— Start —
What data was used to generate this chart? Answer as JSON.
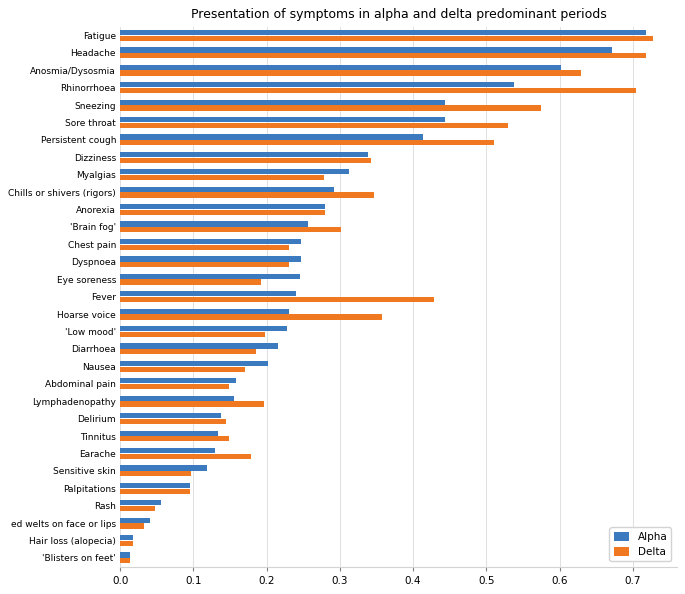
{
  "title": "Presentation of symptoms in alpha and delta predominant periods",
  "categories": [
    "Fatigue",
    "Headache",
    "Anosmia/Dysosmia",
    "Rhinorrhoea",
    "Sneezing",
    "Sore throat",
    "Persistent cough",
    "Dizziness",
    "Myalgias",
    "Chills or shivers (rigors)",
    "Anorexia",
    "'Brain fog'",
    "Chest pain",
    "Dyspnoea",
    "Eye soreness",
    "Fever",
    "Hoarse voice",
    "'Low mood'",
    "Diarrhoea",
    "Nausea",
    "Abdominal pain",
    "Lymphadenopathy",
    "Delirium",
    "Tinnitus",
    "Earache",
    "Sensitive skin",
    "Palpitations",
    "Rash",
    "ed welts on face or lips",
    "Hair loss (alopecia)",
    "'Blisters on feet'"
  ],
  "alpha": [
    0.718,
    0.672,
    0.602,
    0.538,
    0.443,
    0.443,
    0.413,
    0.338,
    0.313,
    0.292,
    0.28,
    0.257,
    0.247,
    0.247,
    0.245,
    0.24,
    0.23,
    0.228,
    0.215,
    0.202,
    0.158,
    0.155,
    0.138,
    0.133,
    0.13,
    0.118,
    0.095,
    0.055,
    0.04,
    0.018,
    0.013
  ],
  "delta": [
    0.728,
    0.718,
    0.63,
    0.705,
    0.575,
    0.53,
    0.51,
    0.342,
    0.278,
    0.347,
    0.28,
    0.302,
    0.23,
    0.23,
    0.192,
    0.428,
    0.357,
    0.198,
    0.185,
    0.17,
    0.148,
    0.197,
    0.145,
    0.148,
    0.178,
    0.097,
    0.095,
    0.047,
    0.032,
    0.018,
    0.013
  ],
  "alpha_color": "#3c7abf",
  "delta_color": "#f07820",
  "bar_height": 0.3,
  "xlim": [
    0.0,
    0.76
  ],
  "xticks": [
    0.0,
    0.1,
    0.2,
    0.3,
    0.4,
    0.5,
    0.6,
    0.7
  ],
  "figsize": [
    6.85,
    5.94
  ],
  "dpi": 100,
  "ylabel_fontsize": 6.5,
  "xlabel_fontsize": 7.5,
  "title_fontsize": 9
}
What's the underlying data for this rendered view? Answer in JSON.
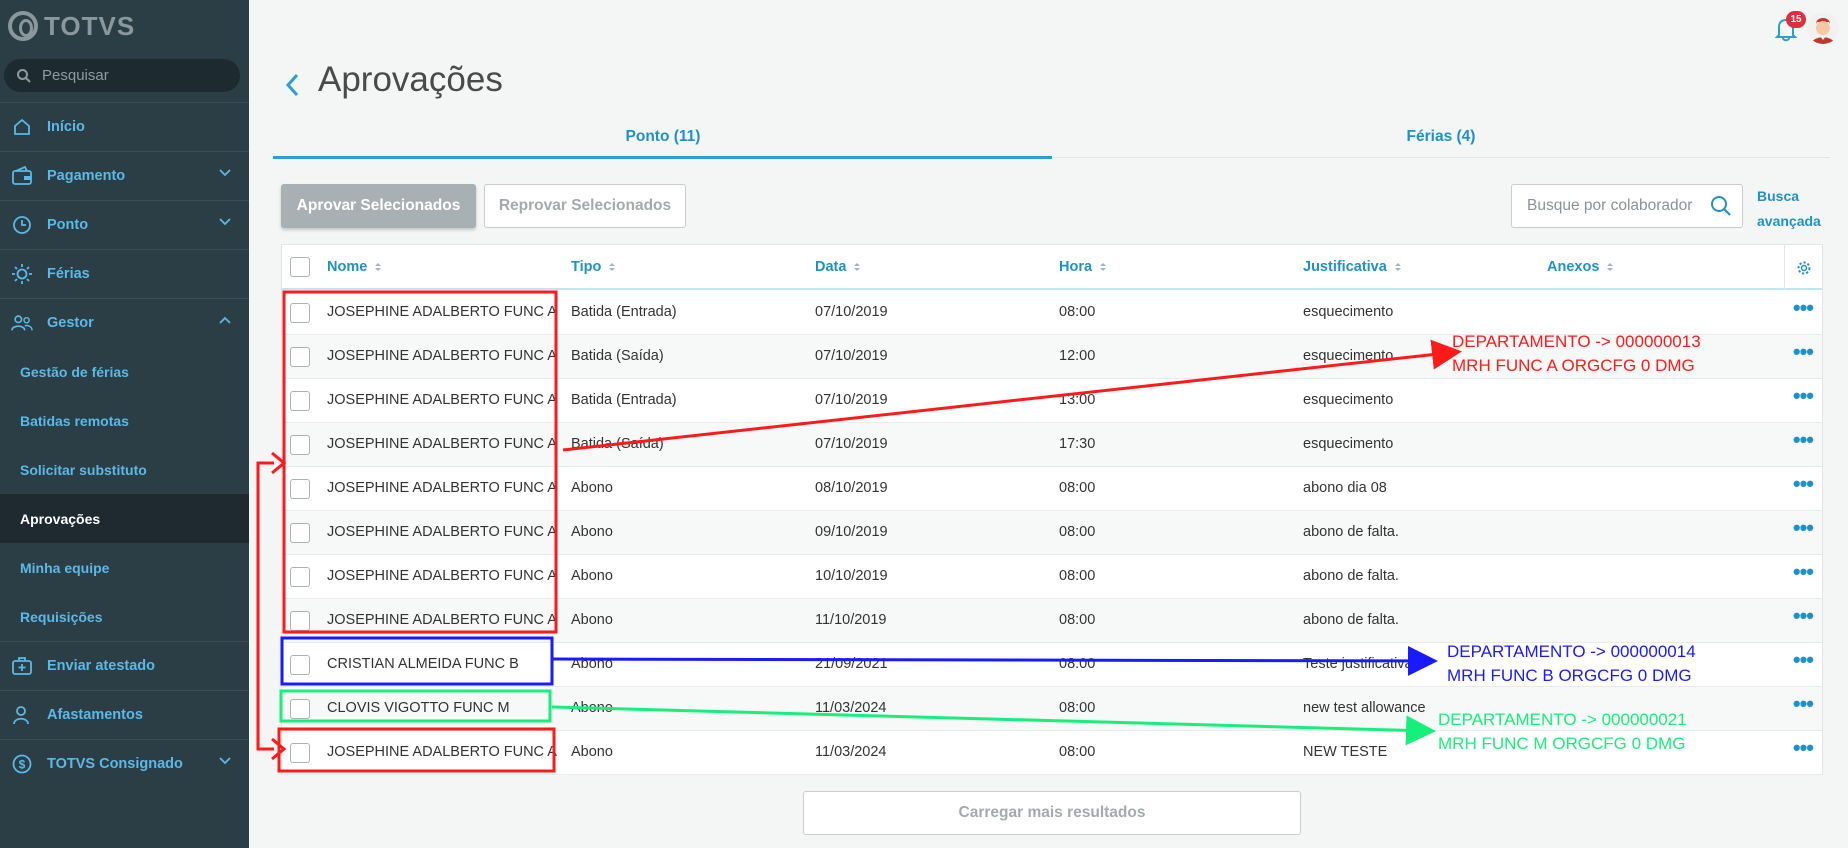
{
  "brand": {
    "name": "TOTVS"
  },
  "search": {
    "placeholder": "Pesquisar"
  },
  "sidebar": {
    "items": [
      {
        "label": "Início",
        "icon": "home-icon"
      },
      {
        "label": "Pagamento",
        "icon": "wallet-icon"
      },
      {
        "label": "Ponto",
        "icon": "clock-icon"
      },
      {
        "label": "Férias",
        "icon": "sun-icon"
      },
      {
        "label": "Gestor",
        "icon": "team-icon"
      },
      {
        "label": "Gestão de férias"
      },
      {
        "label": "Batidas remotas"
      },
      {
        "label": "Solicitar substituto"
      },
      {
        "label": "Aprovações"
      },
      {
        "label": "Minha equipe"
      },
      {
        "label": "Requisições"
      },
      {
        "label": "Enviar atestado",
        "icon": "medical-bag-icon"
      },
      {
        "label": "Afastamentos",
        "icon": "person-icon"
      },
      {
        "label": "TOTVS Consignado",
        "icon": "dollar-icon"
      }
    ]
  },
  "notifications": {
    "count": "15"
  },
  "page": {
    "title": "Aprovações"
  },
  "tabs": [
    {
      "label": "Ponto (11)",
      "active": true
    },
    {
      "label": "Férias (4)",
      "active": false
    }
  ],
  "actions": {
    "approve_label": "Aprovar Selecionados",
    "reprove_label": "Reprovar Selecionados",
    "collab_search_placeholder": "Busque por colaborador",
    "advanced_search_line1": "Busca",
    "advanced_search_line2": "avançada"
  },
  "table": {
    "columns": [
      "Nome",
      "Tipo",
      "Data",
      "Hora",
      "Justificativa",
      "Anexos"
    ],
    "rows": [
      {
        "nome": "JOSEPHINE ADALBERTO FUNC A",
        "tipo": "Batida (Entrada)",
        "data": "07/10/2019",
        "hora": "08:00",
        "justificativa": "esquecimento"
      },
      {
        "nome": "JOSEPHINE ADALBERTO FUNC A",
        "tipo": "Batida (Saída)",
        "data": "07/10/2019",
        "hora": "12:00",
        "justificativa": "esquecimento"
      },
      {
        "nome": "JOSEPHINE ADALBERTO FUNC A",
        "tipo": "Batida (Entrada)",
        "data": "07/10/2019",
        "hora": "13:00",
        "justificativa": "esquecimento"
      },
      {
        "nome": "JOSEPHINE ADALBERTO FUNC A",
        "tipo": "Batida (Saída)",
        "data": "07/10/2019",
        "hora": "17:30",
        "justificativa": "esquecimento"
      },
      {
        "nome": "JOSEPHINE ADALBERTO FUNC A",
        "tipo": "Abono",
        "data": "08/10/2019",
        "hora": "08:00",
        "justificativa": "abono dia 08"
      },
      {
        "nome": "JOSEPHINE ADALBERTO FUNC A",
        "tipo": "Abono",
        "data": "09/10/2019",
        "hora": "08:00",
        "justificativa": "abono de falta."
      },
      {
        "nome": "JOSEPHINE ADALBERTO FUNC A",
        "tipo": "Abono",
        "data": "10/10/2019",
        "hora": "08:00",
        "justificativa": "abono de falta."
      },
      {
        "nome": "JOSEPHINE ADALBERTO FUNC A",
        "tipo": "Abono",
        "data": "11/10/2019",
        "hora": "08:00",
        "justificativa": "abono de falta."
      },
      {
        "nome": "CRISTIAN ALMEIDA FUNC B",
        "tipo": "Abono",
        "data": "21/09/2021",
        "hora": "08:00",
        "justificativa": "Teste justificativa"
      },
      {
        "nome": "CLOVIS VIGOTTO FUNC M",
        "tipo": "Abono",
        "data": "11/03/2024",
        "hora": "08:00",
        "justificativa": "new test allowance"
      },
      {
        "nome": "JOSEPHINE ADALBERTO FUNC A",
        "tipo": "Abono",
        "data": "11/03/2024",
        "hora": "08:00",
        "justificativa": "NEW TESTE"
      }
    ]
  },
  "load_more_label": "Carregar mais resultados",
  "annotations": [
    {
      "line1": "DEPARTAMENTO -> 000000013",
      "line2": "MRH  FUNC  A  ORGCFG  0  DMG",
      "color": "#ff1a1a"
    },
    {
      "line1": "DEPARTAMENTO -> 000000014",
      "line2": "MRH  FUNC  B  ORGCFG  0  DMG",
      "color": "#1a1aff"
    },
    {
      "line1": "DEPARTAMENTO -> 000000021",
      "line2": "MRH  FUNC M ORGCFG  0  DMG",
      "color": "#16f07a"
    }
  ],
  "colors": {
    "sidebar_bg": "#2c3e45",
    "accent": "#1f91c9",
    "badge": "#e12d3c"
  }
}
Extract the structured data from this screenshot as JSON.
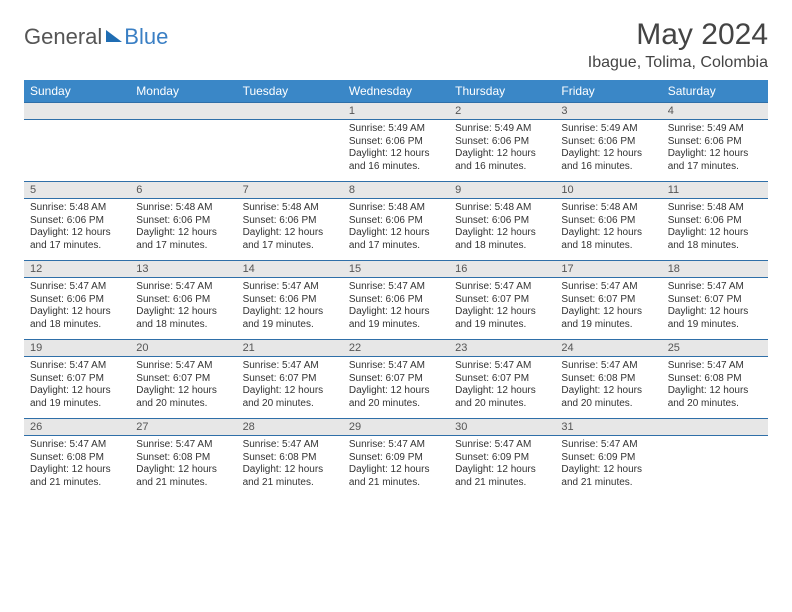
{
  "brand": {
    "part1": "General",
    "part2": "Blue"
  },
  "title": "May 2024",
  "location": "Ibague, Tolima, Colombia",
  "colors": {
    "header_bg": "#3a87c7",
    "header_text": "#ffffff",
    "daynum_bg": "#e7e7e7",
    "row_border": "#2f6fa8",
    "body_text": "#333333",
    "brand_blue": "#3a7fc4"
  },
  "weekdays": [
    "Sunday",
    "Monday",
    "Tuesday",
    "Wednesday",
    "Thursday",
    "Friday",
    "Saturday"
  ],
  "weeks": [
    [
      null,
      null,
      null,
      {
        "d": "1",
        "sr": "Sunrise: 5:49 AM",
        "ss": "Sunset: 6:06 PM",
        "dl1": "Daylight: 12 hours",
        "dl2": "and 16 minutes."
      },
      {
        "d": "2",
        "sr": "Sunrise: 5:49 AM",
        "ss": "Sunset: 6:06 PM",
        "dl1": "Daylight: 12 hours",
        "dl2": "and 16 minutes."
      },
      {
        "d": "3",
        "sr": "Sunrise: 5:49 AM",
        "ss": "Sunset: 6:06 PM",
        "dl1": "Daylight: 12 hours",
        "dl2": "and 16 minutes."
      },
      {
        "d": "4",
        "sr": "Sunrise: 5:49 AM",
        "ss": "Sunset: 6:06 PM",
        "dl1": "Daylight: 12 hours",
        "dl2": "and 17 minutes."
      }
    ],
    [
      {
        "d": "5",
        "sr": "Sunrise: 5:48 AM",
        "ss": "Sunset: 6:06 PM",
        "dl1": "Daylight: 12 hours",
        "dl2": "and 17 minutes."
      },
      {
        "d": "6",
        "sr": "Sunrise: 5:48 AM",
        "ss": "Sunset: 6:06 PM",
        "dl1": "Daylight: 12 hours",
        "dl2": "and 17 minutes."
      },
      {
        "d": "7",
        "sr": "Sunrise: 5:48 AM",
        "ss": "Sunset: 6:06 PM",
        "dl1": "Daylight: 12 hours",
        "dl2": "and 17 minutes."
      },
      {
        "d": "8",
        "sr": "Sunrise: 5:48 AM",
        "ss": "Sunset: 6:06 PM",
        "dl1": "Daylight: 12 hours",
        "dl2": "and 17 minutes."
      },
      {
        "d": "9",
        "sr": "Sunrise: 5:48 AM",
        "ss": "Sunset: 6:06 PM",
        "dl1": "Daylight: 12 hours",
        "dl2": "and 18 minutes."
      },
      {
        "d": "10",
        "sr": "Sunrise: 5:48 AM",
        "ss": "Sunset: 6:06 PM",
        "dl1": "Daylight: 12 hours",
        "dl2": "and 18 minutes."
      },
      {
        "d": "11",
        "sr": "Sunrise: 5:48 AM",
        "ss": "Sunset: 6:06 PM",
        "dl1": "Daylight: 12 hours",
        "dl2": "and 18 minutes."
      }
    ],
    [
      {
        "d": "12",
        "sr": "Sunrise: 5:47 AM",
        "ss": "Sunset: 6:06 PM",
        "dl1": "Daylight: 12 hours",
        "dl2": "and 18 minutes."
      },
      {
        "d": "13",
        "sr": "Sunrise: 5:47 AM",
        "ss": "Sunset: 6:06 PM",
        "dl1": "Daylight: 12 hours",
        "dl2": "and 18 minutes."
      },
      {
        "d": "14",
        "sr": "Sunrise: 5:47 AM",
        "ss": "Sunset: 6:06 PM",
        "dl1": "Daylight: 12 hours",
        "dl2": "and 19 minutes."
      },
      {
        "d": "15",
        "sr": "Sunrise: 5:47 AM",
        "ss": "Sunset: 6:06 PM",
        "dl1": "Daylight: 12 hours",
        "dl2": "and 19 minutes."
      },
      {
        "d": "16",
        "sr": "Sunrise: 5:47 AM",
        "ss": "Sunset: 6:07 PM",
        "dl1": "Daylight: 12 hours",
        "dl2": "and 19 minutes."
      },
      {
        "d": "17",
        "sr": "Sunrise: 5:47 AM",
        "ss": "Sunset: 6:07 PM",
        "dl1": "Daylight: 12 hours",
        "dl2": "and 19 minutes."
      },
      {
        "d": "18",
        "sr": "Sunrise: 5:47 AM",
        "ss": "Sunset: 6:07 PM",
        "dl1": "Daylight: 12 hours",
        "dl2": "and 19 minutes."
      }
    ],
    [
      {
        "d": "19",
        "sr": "Sunrise: 5:47 AM",
        "ss": "Sunset: 6:07 PM",
        "dl1": "Daylight: 12 hours",
        "dl2": "and 19 minutes."
      },
      {
        "d": "20",
        "sr": "Sunrise: 5:47 AM",
        "ss": "Sunset: 6:07 PM",
        "dl1": "Daylight: 12 hours",
        "dl2": "and 20 minutes."
      },
      {
        "d": "21",
        "sr": "Sunrise: 5:47 AM",
        "ss": "Sunset: 6:07 PM",
        "dl1": "Daylight: 12 hours",
        "dl2": "and 20 minutes."
      },
      {
        "d": "22",
        "sr": "Sunrise: 5:47 AM",
        "ss": "Sunset: 6:07 PM",
        "dl1": "Daylight: 12 hours",
        "dl2": "and 20 minutes."
      },
      {
        "d": "23",
        "sr": "Sunrise: 5:47 AM",
        "ss": "Sunset: 6:07 PM",
        "dl1": "Daylight: 12 hours",
        "dl2": "and 20 minutes."
      },
      {
        "d": "24",
        "sr": "Sunrise: 5:47 AM",
        "ss": "Sunset: 6:08 PM",
        "dl1": "Daylight: 12 hours",
        "dl2": "and 20 minutes."
      },
      {
        "d": "25",
        "sr": "Sunrise: 5:47 AM",
        "ss": "Sunset: 6:08 PM",
        "dl1": "Daylight: 12 hours",
        "dl2": "and 20 minutes."
      }
    ],
    [
      {
        "d": "26",
        "sr": "Sunrise: 5:47 AM",
        "ss": "Sunset: 6:08 PM",
        "dl1": "Daylight: 12 hours",
        "dl2": "and 21 minutes."
      },
      {
        "d": "27",
        "sr": "Sunrise: 5:47 AM",
        "ss": "Sunset: 6:08 PM",
        "dl1": "Daylight: 12 hours",
        "dl2": "and 21 minutes."
      },
      {
        "d": "28",
        "sr": "Sunrise: 5:47 AM",
        "ss": "Sunset: 6:08 PM",
        "dl1": "Daylight: 12 hours",
        "dl2": "and 21 minutes."
      },
      {
        "d": "29",
        "sr": "Sunrise: 5:47 AM",
        "ss": "Sunset: 6:09 PM",
        "dl1": "Daylight: 12 hours",
        "dl2": "and 21 minutes."
      },
      {
        "d": "30",
        "sr": "Sunrise: 5:47 AM",
        "ss": "Sunset: 6:09 PM",
        "dl1": "Daylight: 12 hours",
        "dl2": "and 21 minutes."
      },
      {
        "d": "31",
        "sr": "Sunrise: 5:47 AM",
        "ss": "Sunset: 6:09 PM",
        "dl1": "Daylight: 12 hours",
        "dl2": "and 21 minutes."
      },
      null
    ]
  ]
}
— End —
◆ WORK INSTRUCTIONS
Return each line of the listing that holds the string "this".

◆ IN RESPONSE
What data was used to generate this chart? Answer as JSON.
What's the underlying data for this rendered view? Answer in JSON.
Extract the structured data from this screenshot as JSON.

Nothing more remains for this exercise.